__GIVEN REQUEST__
Give the count of lines that include the string "object". Add nothing to it.

__Records from a dataset__
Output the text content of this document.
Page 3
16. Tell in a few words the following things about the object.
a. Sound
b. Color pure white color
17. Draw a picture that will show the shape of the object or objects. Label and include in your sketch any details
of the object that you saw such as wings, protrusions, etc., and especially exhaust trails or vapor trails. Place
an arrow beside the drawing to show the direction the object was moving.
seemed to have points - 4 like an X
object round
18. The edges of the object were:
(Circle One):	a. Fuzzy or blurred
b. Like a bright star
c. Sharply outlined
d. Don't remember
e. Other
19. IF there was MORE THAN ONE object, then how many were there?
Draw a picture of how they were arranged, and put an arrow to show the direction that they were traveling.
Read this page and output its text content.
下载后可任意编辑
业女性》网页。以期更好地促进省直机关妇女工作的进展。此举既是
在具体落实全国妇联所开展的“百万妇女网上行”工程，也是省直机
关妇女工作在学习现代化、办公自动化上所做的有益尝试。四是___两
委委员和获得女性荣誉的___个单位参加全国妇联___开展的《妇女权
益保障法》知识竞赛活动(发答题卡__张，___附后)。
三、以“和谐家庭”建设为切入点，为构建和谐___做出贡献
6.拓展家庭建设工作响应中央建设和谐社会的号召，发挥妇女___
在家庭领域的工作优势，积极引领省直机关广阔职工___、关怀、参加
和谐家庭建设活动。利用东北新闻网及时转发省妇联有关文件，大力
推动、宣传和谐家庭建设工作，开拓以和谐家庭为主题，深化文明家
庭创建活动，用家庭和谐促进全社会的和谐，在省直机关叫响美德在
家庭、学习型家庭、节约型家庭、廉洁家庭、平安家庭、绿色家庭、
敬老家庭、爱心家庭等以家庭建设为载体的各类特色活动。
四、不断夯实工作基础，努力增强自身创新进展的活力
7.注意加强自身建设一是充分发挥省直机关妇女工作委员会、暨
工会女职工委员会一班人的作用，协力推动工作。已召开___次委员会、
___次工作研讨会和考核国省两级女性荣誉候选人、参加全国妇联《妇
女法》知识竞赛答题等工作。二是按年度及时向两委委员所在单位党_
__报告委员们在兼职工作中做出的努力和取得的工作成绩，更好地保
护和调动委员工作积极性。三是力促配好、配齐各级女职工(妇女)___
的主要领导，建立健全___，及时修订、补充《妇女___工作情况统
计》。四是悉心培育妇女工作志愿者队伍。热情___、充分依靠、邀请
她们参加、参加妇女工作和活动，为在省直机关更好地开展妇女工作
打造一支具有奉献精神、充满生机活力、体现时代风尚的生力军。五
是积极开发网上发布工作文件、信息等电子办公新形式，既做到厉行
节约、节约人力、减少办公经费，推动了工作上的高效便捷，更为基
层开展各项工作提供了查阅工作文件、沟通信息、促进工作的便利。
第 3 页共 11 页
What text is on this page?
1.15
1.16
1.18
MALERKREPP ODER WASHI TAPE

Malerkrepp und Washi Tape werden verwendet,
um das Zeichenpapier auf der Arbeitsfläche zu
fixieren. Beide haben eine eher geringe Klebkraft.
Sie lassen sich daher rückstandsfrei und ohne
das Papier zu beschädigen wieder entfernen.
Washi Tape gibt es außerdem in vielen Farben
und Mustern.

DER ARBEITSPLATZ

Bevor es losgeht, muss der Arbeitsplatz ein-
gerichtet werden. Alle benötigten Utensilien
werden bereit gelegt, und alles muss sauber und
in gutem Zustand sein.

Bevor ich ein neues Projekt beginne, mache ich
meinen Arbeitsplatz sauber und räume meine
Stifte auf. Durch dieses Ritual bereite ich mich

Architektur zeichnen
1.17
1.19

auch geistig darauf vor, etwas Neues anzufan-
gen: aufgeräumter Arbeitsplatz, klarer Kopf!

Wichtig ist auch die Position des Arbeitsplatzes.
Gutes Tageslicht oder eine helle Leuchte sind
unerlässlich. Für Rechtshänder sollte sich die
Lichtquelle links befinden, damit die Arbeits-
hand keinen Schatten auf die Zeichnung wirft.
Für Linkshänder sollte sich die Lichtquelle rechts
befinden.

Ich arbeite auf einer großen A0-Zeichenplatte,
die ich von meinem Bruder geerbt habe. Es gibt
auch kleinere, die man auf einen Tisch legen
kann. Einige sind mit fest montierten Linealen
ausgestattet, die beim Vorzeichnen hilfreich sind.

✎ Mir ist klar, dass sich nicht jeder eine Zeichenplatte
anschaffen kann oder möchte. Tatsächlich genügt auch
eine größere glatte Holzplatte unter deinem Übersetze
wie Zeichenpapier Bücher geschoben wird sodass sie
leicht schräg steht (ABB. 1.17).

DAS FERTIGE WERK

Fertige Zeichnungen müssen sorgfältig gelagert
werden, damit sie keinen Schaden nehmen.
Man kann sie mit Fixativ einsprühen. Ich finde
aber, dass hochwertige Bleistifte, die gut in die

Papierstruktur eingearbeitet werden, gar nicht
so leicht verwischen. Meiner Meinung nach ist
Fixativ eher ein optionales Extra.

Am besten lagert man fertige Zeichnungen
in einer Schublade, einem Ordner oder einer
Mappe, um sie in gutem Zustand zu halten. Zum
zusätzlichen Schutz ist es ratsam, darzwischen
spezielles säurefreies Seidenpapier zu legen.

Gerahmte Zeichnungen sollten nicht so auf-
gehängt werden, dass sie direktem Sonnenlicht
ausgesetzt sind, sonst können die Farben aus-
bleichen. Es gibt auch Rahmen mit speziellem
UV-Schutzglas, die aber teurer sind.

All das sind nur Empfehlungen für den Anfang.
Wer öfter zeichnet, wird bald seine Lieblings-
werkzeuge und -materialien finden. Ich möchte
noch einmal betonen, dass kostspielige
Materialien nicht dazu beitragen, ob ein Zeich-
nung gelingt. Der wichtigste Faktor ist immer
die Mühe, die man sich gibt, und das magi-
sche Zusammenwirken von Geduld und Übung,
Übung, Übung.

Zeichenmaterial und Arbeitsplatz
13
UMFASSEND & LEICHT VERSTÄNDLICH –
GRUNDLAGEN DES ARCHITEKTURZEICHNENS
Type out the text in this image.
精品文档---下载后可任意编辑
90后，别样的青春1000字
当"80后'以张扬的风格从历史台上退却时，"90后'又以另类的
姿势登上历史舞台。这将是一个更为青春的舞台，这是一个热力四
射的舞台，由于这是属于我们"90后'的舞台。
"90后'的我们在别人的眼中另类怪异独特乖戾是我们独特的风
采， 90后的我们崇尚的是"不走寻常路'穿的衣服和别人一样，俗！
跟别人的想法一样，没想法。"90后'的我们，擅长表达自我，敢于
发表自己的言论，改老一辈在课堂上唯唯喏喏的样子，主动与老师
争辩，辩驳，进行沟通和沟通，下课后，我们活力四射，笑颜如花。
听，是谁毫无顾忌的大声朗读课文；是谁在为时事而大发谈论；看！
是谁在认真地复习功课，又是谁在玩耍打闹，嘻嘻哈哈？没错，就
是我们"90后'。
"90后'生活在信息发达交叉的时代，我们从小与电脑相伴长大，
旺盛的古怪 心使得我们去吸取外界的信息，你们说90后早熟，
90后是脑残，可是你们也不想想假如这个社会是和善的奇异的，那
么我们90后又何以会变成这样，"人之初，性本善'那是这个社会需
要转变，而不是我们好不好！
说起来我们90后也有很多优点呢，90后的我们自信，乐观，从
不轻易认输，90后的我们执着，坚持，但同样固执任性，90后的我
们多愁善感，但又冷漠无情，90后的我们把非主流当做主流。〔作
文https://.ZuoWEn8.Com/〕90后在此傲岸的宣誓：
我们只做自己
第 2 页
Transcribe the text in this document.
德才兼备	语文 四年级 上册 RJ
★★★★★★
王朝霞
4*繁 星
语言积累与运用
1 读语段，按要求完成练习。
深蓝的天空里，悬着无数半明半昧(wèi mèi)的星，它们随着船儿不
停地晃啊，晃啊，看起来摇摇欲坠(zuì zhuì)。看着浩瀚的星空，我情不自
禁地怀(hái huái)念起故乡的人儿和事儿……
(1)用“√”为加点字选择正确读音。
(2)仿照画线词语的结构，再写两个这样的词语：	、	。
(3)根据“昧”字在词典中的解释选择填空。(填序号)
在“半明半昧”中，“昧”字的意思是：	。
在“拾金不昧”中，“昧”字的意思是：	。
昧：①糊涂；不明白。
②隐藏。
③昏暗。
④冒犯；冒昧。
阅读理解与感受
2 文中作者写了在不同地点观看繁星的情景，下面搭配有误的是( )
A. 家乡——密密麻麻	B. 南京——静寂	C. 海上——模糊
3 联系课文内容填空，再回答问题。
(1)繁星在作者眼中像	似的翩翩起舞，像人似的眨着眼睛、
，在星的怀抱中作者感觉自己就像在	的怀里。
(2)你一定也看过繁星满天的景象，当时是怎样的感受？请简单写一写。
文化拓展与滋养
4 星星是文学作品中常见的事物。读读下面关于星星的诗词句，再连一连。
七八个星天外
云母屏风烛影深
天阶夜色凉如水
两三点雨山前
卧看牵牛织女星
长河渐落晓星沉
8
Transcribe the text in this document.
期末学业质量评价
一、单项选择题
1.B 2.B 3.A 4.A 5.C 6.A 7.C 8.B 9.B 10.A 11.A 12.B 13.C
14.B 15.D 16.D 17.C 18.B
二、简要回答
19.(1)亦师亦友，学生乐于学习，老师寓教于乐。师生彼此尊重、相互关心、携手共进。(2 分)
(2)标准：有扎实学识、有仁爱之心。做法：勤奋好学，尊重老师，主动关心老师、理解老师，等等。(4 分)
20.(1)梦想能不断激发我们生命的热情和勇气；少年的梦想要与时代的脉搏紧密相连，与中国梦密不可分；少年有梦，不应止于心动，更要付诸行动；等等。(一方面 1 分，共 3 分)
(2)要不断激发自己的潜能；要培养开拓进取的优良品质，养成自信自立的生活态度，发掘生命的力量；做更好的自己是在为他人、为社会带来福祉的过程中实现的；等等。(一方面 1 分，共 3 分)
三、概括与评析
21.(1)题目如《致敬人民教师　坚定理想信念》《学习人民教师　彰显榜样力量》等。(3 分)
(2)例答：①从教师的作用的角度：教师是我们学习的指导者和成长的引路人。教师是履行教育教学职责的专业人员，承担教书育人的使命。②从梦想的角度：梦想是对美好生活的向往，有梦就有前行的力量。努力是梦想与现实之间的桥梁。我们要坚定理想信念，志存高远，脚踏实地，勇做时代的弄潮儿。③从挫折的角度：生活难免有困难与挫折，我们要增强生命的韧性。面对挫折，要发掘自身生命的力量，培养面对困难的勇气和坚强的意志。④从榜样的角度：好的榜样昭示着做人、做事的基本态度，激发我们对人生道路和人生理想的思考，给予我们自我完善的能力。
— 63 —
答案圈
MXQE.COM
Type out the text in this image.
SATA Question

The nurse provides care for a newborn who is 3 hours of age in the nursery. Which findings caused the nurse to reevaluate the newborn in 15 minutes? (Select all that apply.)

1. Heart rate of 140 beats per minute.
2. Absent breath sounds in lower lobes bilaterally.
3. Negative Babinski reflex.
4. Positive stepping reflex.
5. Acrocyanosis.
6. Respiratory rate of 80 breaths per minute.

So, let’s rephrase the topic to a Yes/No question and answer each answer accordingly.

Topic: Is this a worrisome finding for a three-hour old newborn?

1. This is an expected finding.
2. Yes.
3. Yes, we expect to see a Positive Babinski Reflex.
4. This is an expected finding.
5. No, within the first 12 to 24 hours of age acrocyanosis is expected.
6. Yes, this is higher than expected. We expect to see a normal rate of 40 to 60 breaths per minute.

__THE RESULT__
7